** BEGIN DATA FOR THIS TASK **
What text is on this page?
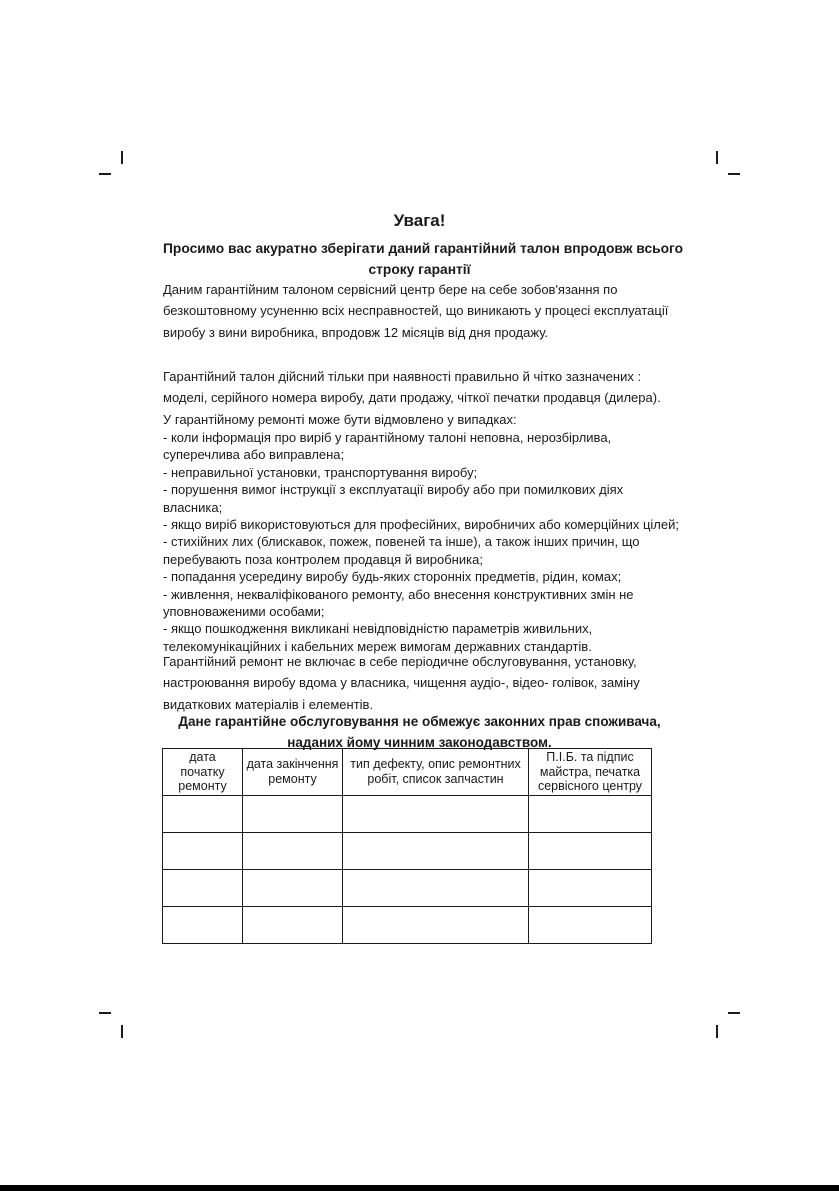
Увага!
Просимо вас акуратно зберігати даний гарантійний талон впродовж всього
строку гарантії
Даним гарантійним талоном сервісний центр бере на себе зобов'язання по
безкоштовному усуненню всіх несправностей, що виникають у процесі експлуатації
виробу з вини виробника, впродовж 12 місяців від дня продажу.
Гарантійний талон дійсний тільки при наявності правильно й чітко зазначених :
моделі, серійного номера виробу, дати продажу, чіткої печатки продавця (дилера).
У гарантійному ремонті може бути відмовлено у випадках:
- коли інформація про виріб у гарантійному талоні неповна, нерозбірлива,
суперечлива або виправлена;
- неправильної установки, транспортування виробу;
- порушення вимог інструкції з експлуатації виробу або при помилкових діях
власника;
- якщо виріб використовуються для професійних, виробничих або комерційних цілей;
- стихійних лих (блискавок, пожеж, повеней та інше), а також інших причин, що
перебувають поза контролем продавця й виробника;
- попадання усередину виробу будь-яких сторонніх предметів, рідин, комах;
- живлення, некваліфікованого ремонту, або внесення конструктивних змін не
уповноваженими особами;
- якщо пошкодження викликані невідповідністю параметрів живильних,
телекомунікаційних і кабельних мереж вимогам державних стандартів.
Гарантійний ремонт не включає в себе періодичне обслуговування, установку,
настроювання виробу вдома у власника, чищення аудіо-, відео- голівок, заміну
видаткових матеріалів і елементів.
Дане гарантійне обслуговування не обмежує законних прав споживача,
наданих йому чинним законодавством.
дата
початку
ремонту	дата закінчення
ремонту	тип дефекту, опис ремонтних
робіт, список запчастин	П.І.Б. та підпис
майстра, печатка
сервісного центру
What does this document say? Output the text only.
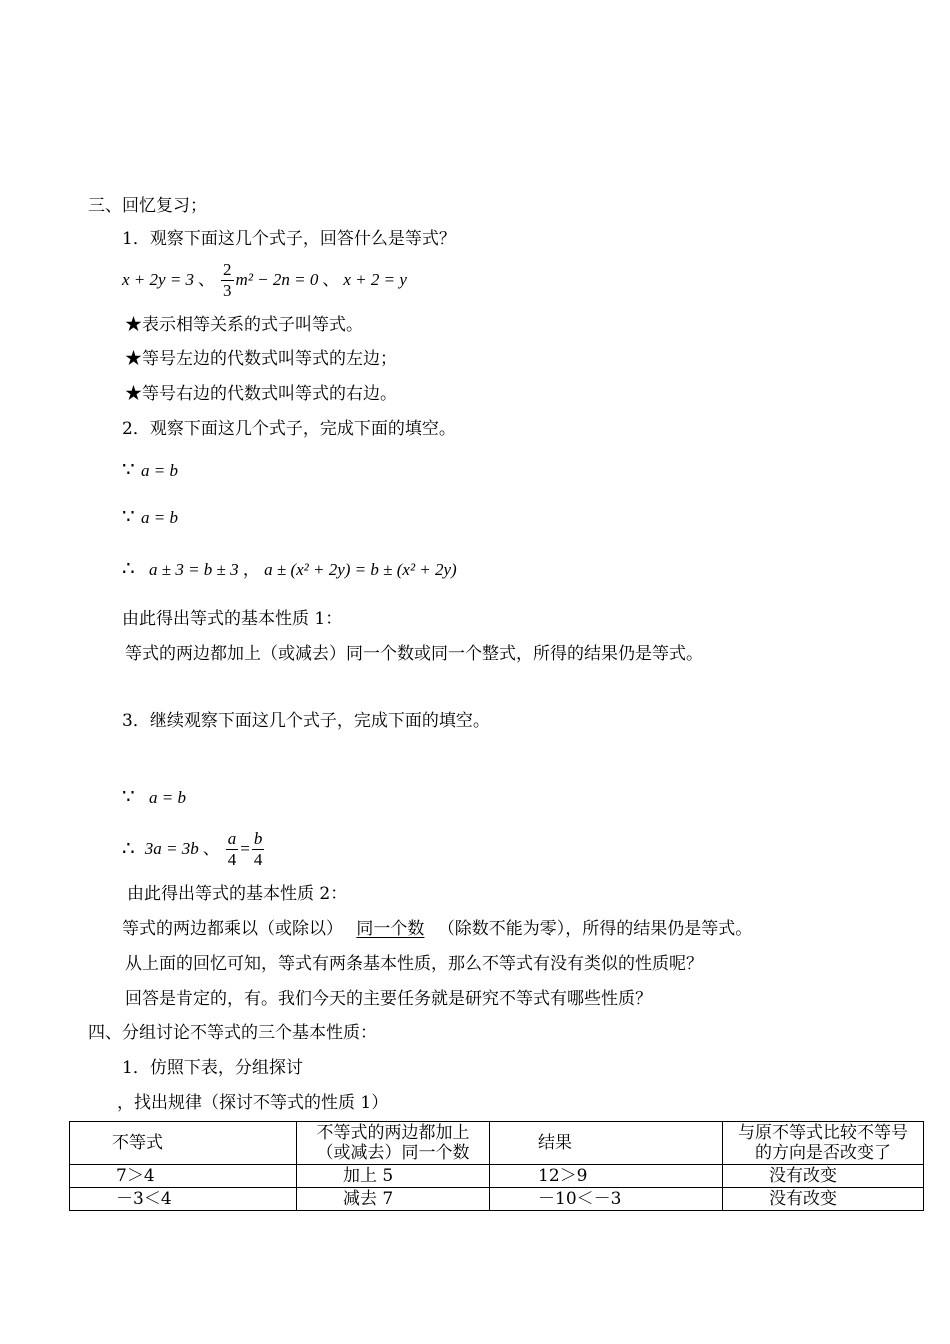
三、回忆复习；
1．观察下面这几个式子，回答什么是等式？
x + 2y = 3 、 $\frac{2}{3} m^2 - 2n = 0$ 、 x + 2 = y
★表示相等关系的式子叫等式。
★等号左边的代数式叫等式的左边；
★等号右边的代数式叫等式的右边。
2．观察下面这几个式子，完成下面的填空。
∵ a = b
∵ a = b
∴ a ± 3 = b ± 3 ， a ± (x² + 2y) = b ± (x² + 2y)
由此得出等式的基本性质 1：
等式的两边都加上（或减去）同一个数或同一个整式，所得的结果仍是等式。
3．继续观察下面这几个式子，完成下面的填空。
∵ a = b
∴ 3a = 3b 、 $\frac{a}{4} = \frac{b}{4}$
由此得出等式的基本性质 2：
等式的两边都乘以（或除以） 同一个数 （除数不能为零），所得的结果仍是等式。
从上面的回忆可知，等式有两条基本性质，那么不等式有没有类似的性质呢？
回答是肯定的，有。我们今天的主要任务就是研究不等式有哪些性质？
四、分组讨论不等式的三个基本性质：
1．仿照下表，分组探讨
，找出规律（探讨不等式的性质 1）
不等式	不等式的两边都加上（或减去）同一个数	结果	与原不等式比较不等号的方向是否改变了
7＞4	加上 5	12＞9	没有改变
－3＜4	减去 7	－10＜－3	没有改变
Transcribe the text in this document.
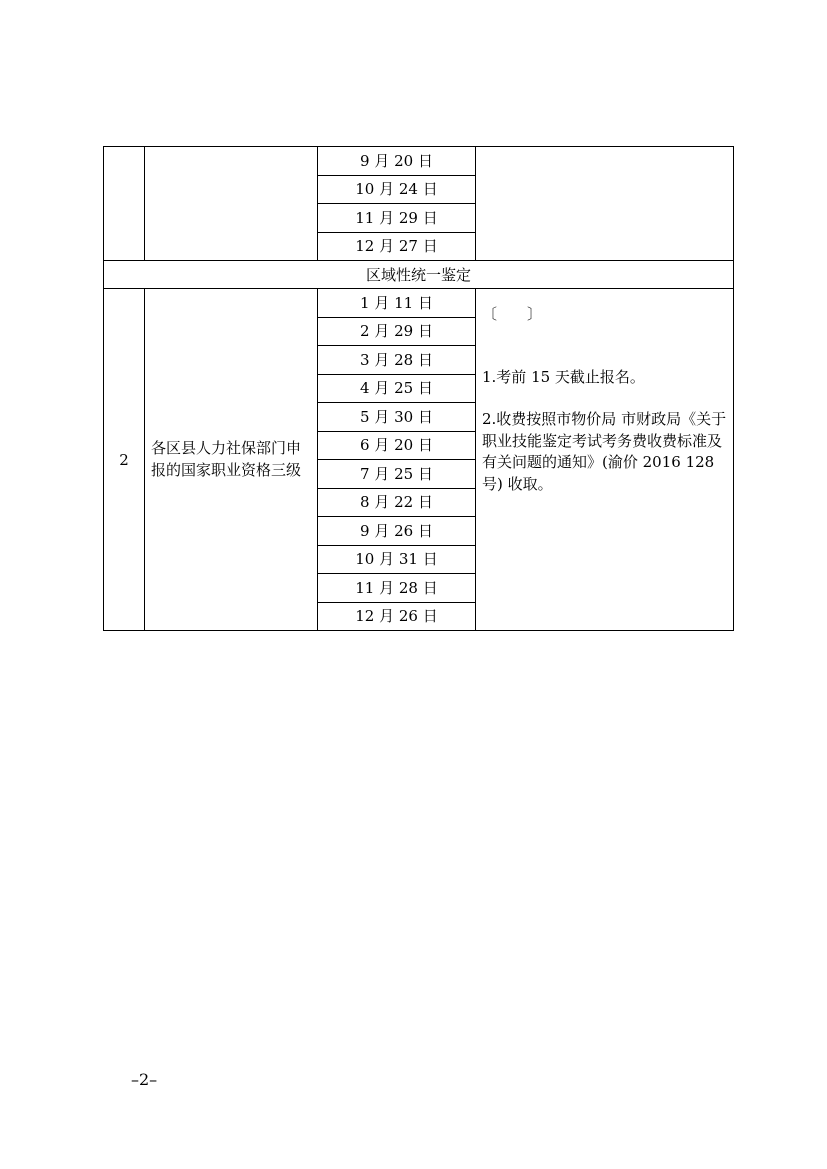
		9 月 20 日	
		10 月 24 日	
		11 月 29 日	
		12 月 27 日	
区域性统一鉴定			
2	各区县人力社保部门申报的国家职业资格三级	1 月 11 日	〔　　〕
1.考前 15 天截止报名。
2.收费按照市物价局 市财政局《关于职业技能鉴定考试考务费收费标准及有关问题的通知》(渝价 2016 128 号) 收取。

		2 月 29 日	
		3 月 28 日	
		4 月 25 日	
		5 月 30 日	
		6 月 20 日	
		7 月 25 日	
		8 月 22 日	
		9 月 26 日	
		10 月 31 日	
		11 月 28 日	
		12 月 26 日	
–2–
** END DATA FOR THIS TASK **
GIVEN TASK
Search the data for "експлуатації". Copy every line that has it.

THE REPLY
безкоштовному усуненню всіх несправностей, що виникають у процесі експлуатації
- порушення вимог інструкції з експлуатації виробу або при помилкових діях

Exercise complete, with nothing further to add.